> GIVEN REQUEST
Copy out everything from the line containing "chakra-row: 4. Анахата" down to the line containing "227, 405, 249]", both ends included, character for character and in their original order.

> EXTRACTED MATERIAL
○ ○ ○

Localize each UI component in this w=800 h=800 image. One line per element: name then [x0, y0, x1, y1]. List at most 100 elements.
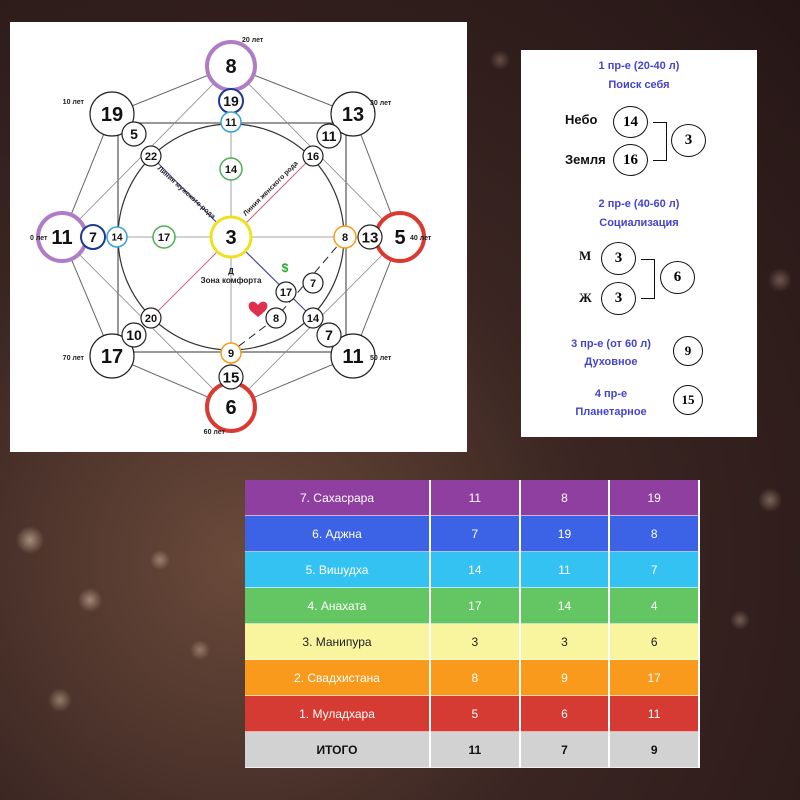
chakra-row: 4. Анахата 17 14 4	[245, 587, 700, 624]
bracket	[641, 259, 655, 299]
earth-label: Земля	[565, 152, 606, 167]
node-circle	[302, 145, 324, 167]
chakra-value-c1: 14	[430, 551, 521, 588]
p1-result: 3	[671, 124, 706, 157]
node-value: 8	[342, 232, 348, 244]
age-label: 10 лет	[63, 99, 85, 106]
node-circle	[106, 226, 128, 248]
chakra-value-c2: 9	[519, 659, 611, 696]
node-value: 16	[307, 151, 319, 163]
node-value: 10	[126, 327, 142, 343]
chakra-row: 1. Муладхара 5 6 11	[245, 695, 700, 732]
chakra-value-c2: 11	[519, 551, 611, 588]
age-label: 70 лет	[63, 355, 85, 362]
p4-title: 4 пр-е	[594, 388, 628, 400]
p1-title: 1 пр-е (20-40 л)	[598, 60, 680, 72]
node-value: 13	[362, 229, 379, 246]
p4-result: 15	[673, 385, 703, 415]
node-value: 14	[111, 233, 123, 244]
node-value: 17	[158, 232, 170, 244]
node-circle	[316, 123, 342, 149]
node-circle	[89, 333, 135, 379]
p4-subtitle: Планетарное	[575, 406, 647, 418]
earth-value: 16	[613, 144, 648, 176]
node-value: 5	[394, 227, 405, 249]
chakra-name: 4. Анахата	[245, 587, 431, 624]
node-circle	[302, 307, 324, 329]
node-value: 5	[130, 126, 138, 142]
chakra-value-c2: 8	[519, 480, 611, 516]
node-circle	[220, 342, 242, 364]
dashed-line	[230, 317, 277, 353]
chakra-table: 7. Сахасрара 11 8 19 6. Аджна 7 19 8 5. Вишудха 1…	[245, 480, 700, 768]
chakra-name: ИТОГО	[245, 731, 431, 768]
chakra-value-c3: 8	[609, 515, 700, 552]
node-circle	[80, 224, 106, 250]
chakra-value-c1: 17	[430, 587, 521, 624]
chakra-value-c1: 3	[430, 623, 521, 660]
chakra-row: 3. Манипура 3 3 6	[245, 623, 700, 660]
purposes-panel: 1 пр-е (20-40 л) Поиск себя Небо 14 Земл…	[521, 50, 757, 437]
node-circle	[140, 307, 162, 329]
node-circle	[330, 333, 376, 379]
chakra-value-c1: 7	[430, 515, 521, 552]
node-value: 14	[307, 313, 320, 325]
node-value: 11	[322, 128, 337, 144]
node-circle	[121, 322, 147, 348]
node-value: 11	[51, 227, 72, 249]
chakra-row: 5. Вишудха 14 11 7	[245, 551, 700, 588]
node-circle	[89, 91, 135, 137]
node-value: 8	[225, 56, 236, 78]
chakra-name: 3. Манипура	[245, 623, 431, 660]
bracket	[653, 122, 667, 161]
age-label: 0 лет	[30, 235, 48, 242]
chakra-value-c2: 19	[519, 515, 611, 552]
node-circle	[330, 91, 376, 137]
node-value: 20	[145, 313, 157, 325]
node-value: 13	[342, 104, 364, 126]
chakra-value-c1: 11	[430, 480, 521, 516]
age-label: 40 лет	[410, 235, 432, 242]
chakra-value-c3: 7	[609, 551, 700, 588]
male-line-label: Линия мужского рода	[156, 165, 217, 221]
node-value: 7	[310, 278, 316, 290]
age-label: 60 лет	[204, 429, 226, 436]
comfort-zone-label: Зона комфорта	[201, 276, 262, 285]
age-label: 30 лет	[370, 100, 392, 107]
chakra-value-c2: 3	[519, 623, 611, 660]
node-circle	[121, 121, 147, 147]
dollar-icon: $	[282, 261, 289, 275]
chakra-name: 6. Аджна	[245, 515, 431, 552]
chakra-row: 6. Аджна 7 19 8	[245, 515, 700, 552]
node-value: 17	[280, 287, 292, 299]
chakra-value-c3: 4	[609, 587, 700, 624]
chakra-value-c3: 6	[609, 623, 700, 660]
chakra-value-c1: 5	[430, 695, 521, 732]
chakra-name: 2. Свадхистана	[245, 659, 431, 696]
node-value: 17	[101, 346, 123, 368]
chakra-value-c1: 11	[430, 731, 521, 768]
f-label: Ж	[579, 290, 592, 305]
chakra-row: 7. Сахасрара 11 8 19	[245, 480, 700, 516]
node-circle	[140, 145, 162, 167]
node-circle	[219, 157, 243, 181]
age-label: 20 лет	[242, 37, 264, 44]
p3-title: 3 пр-е (от 60 л)	[571, 338, 651, 350]
node-circle	[333, 225, 357, 249]
chakra-name: 1. Муладхара	[245, 695, 431, 732]
node-value: 9	[228, 348, 234, 360]
p1-subtitle: Поиск себя	[608, 79, 670, 91]
p3-subtitle: Духовное	[584, 356, 638, 368]
node-circle	[275, 281, 297, 303]
m-label: М	[579, 248, 592, 263]
node-circle	[302, 272, 324, 294]
node-value: 14	[225, 164, 238, 176]
matrix-diagram: 8 11 5 6 19 13 17 11 19 11 14 3 7 14 17 8 13 9 15 5 22 11 16 20…	[10, 22, 467, 452]
chakra-value-c1: 8	[430, 659, 521, 696]
total-row: ИТОГО 11 7 9	[245, 731, 700, 768]
node-value: 7	[325, 327, 333, 343]
p3-result: 9	[673, 336, 703, 366]
f-value: 3	[601, 282, 636, 315]
female-line-label: Линия женского рода	[242, 160, 299, 217]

○ ○ ○

> SOLUTION TO THE PROBLEM
chakra-row: 4. Анахата 17 14 4	[245, 587, 700, 624]
bracket	[641, 259, 655, 299]
earth-label: Земля	[565, 152, 606, 167]
node-circle	[302, 145, 324, 167]
chakra-value-c1: 14	[430, 551, 521, 588]
p1-result: 3	[671, 124, 706, 157]
node-value: 8	[342, 232, 348, 244]
age-label: 10 лет	[63, 99, 85, 106]
node-circle	[106, 226, 128, 248]
chakra-value-c2: 9	[519, 659, 611, 696]
node-value: 16	[307, 151, 319, 163]
node-value: 10	[126, 327, 142, 343]
chakra-row: 1. Муладхара 5 6 11	[245, 695, 700, 732]
chakra-value-c2: 11	[519, 551, 611, 588]
age-label: 70 лет	[63, 355, 85, 362]
p4-title: 4 пр-е	[594, 388, 628, 400]
p1-title: 1 пр-е (20-40 л)	[598, 60, 680, 72]
node-value: 13	[362, 229, 379, 246]
p4-result: 15	[673, 385, 703, 415]
node-value: 14	[111, 233, 123, 244]
node-value: 17	[158, 232, 170, 244]
node-circle	[316, 123, 342, 149]
node-circle	[89, 333, 135, 379]
p4-subtitle: Планетарное	[575, 406, 647, 418]
earth-value: 16	[613, 144, 648, 176]
node-value: 5	[394, 227, 405, 249]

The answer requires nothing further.